Task brief | Type out the complete listing below word for word, without its pictures.

Given data |
#####
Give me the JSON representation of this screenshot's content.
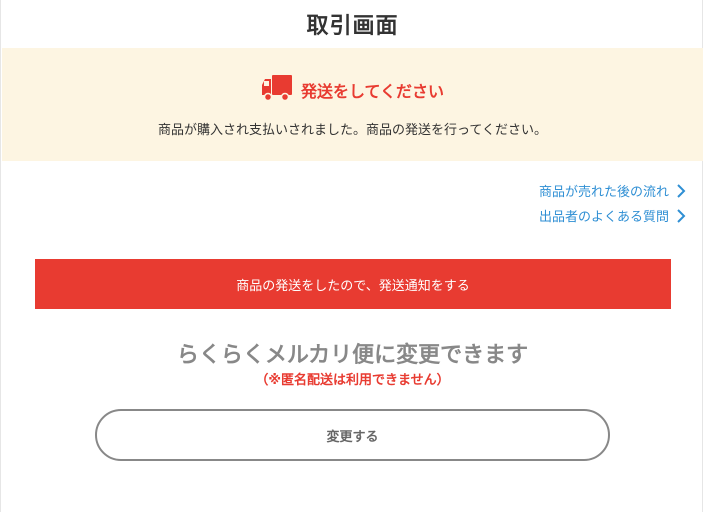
{
  "header": {
    "title": "取引画面"
  },
  "notice": {
    "icon": "truck-icon",
    "title": "発送をしてください",
    "body": "商品が購入され支払いされました。商品の発送を行ってください。"
  },
  "links": [
    {
      "label": "商品が売れた後の流れ",
      "icon": "chevron-right-icon"
    },
    {
      "label": "出品者のよくある質問",
      "icon": "chevron-right-icon"
    }
  ],
  "actions": {
    "ship_notify_label": "商品の発送をしたので、発送通知をする"
  },
  "promo": {
    "title": "らくらくメルカリ便に変更できます",
    "note": "（※匿名配送は利用できません）",
    "change_label": "変更する"
  },
  "colors": {
    "accent": "#e83b31",
    "link": "#2f8fd4",
    "notice_bg": "#fdf5e2",
    "muted": "#888888"
  }
}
#####
Written reply |
Give me the JSON representation of this screenshot's content.
{
  "header": {
    "title": "取引画面"
  },
  "notice": {
    "icon": "truck-icon",
    "title": "発送をしてください",
    "body": "商品が購入され支払いされました。商品の発送を行ってください。"
  },
  "links": [
    {
      "label": "商品が売れた後の流れ",
      "icon": "chevron-right-icon"
    },
    {
      "label": "出品者のよくある質問",
      "icon": "chevron-right-icon"
    }
  ],
  "actions": {
    "ship_notify_label": "商品の発送をしたので、発送通知をする"
  },
  "promo": {
    "title": "らくらくメルカリ便に変更できます",
    "note": "（※匿名配送は利用できません）",
    "change_label": "変更する"
  },
  "colors": {
    "accent": "#e83b31",
    "link": "#2f8fd4",
    "notice_bg": "#fdf5e2",
    "muted": "#888888"
  }
}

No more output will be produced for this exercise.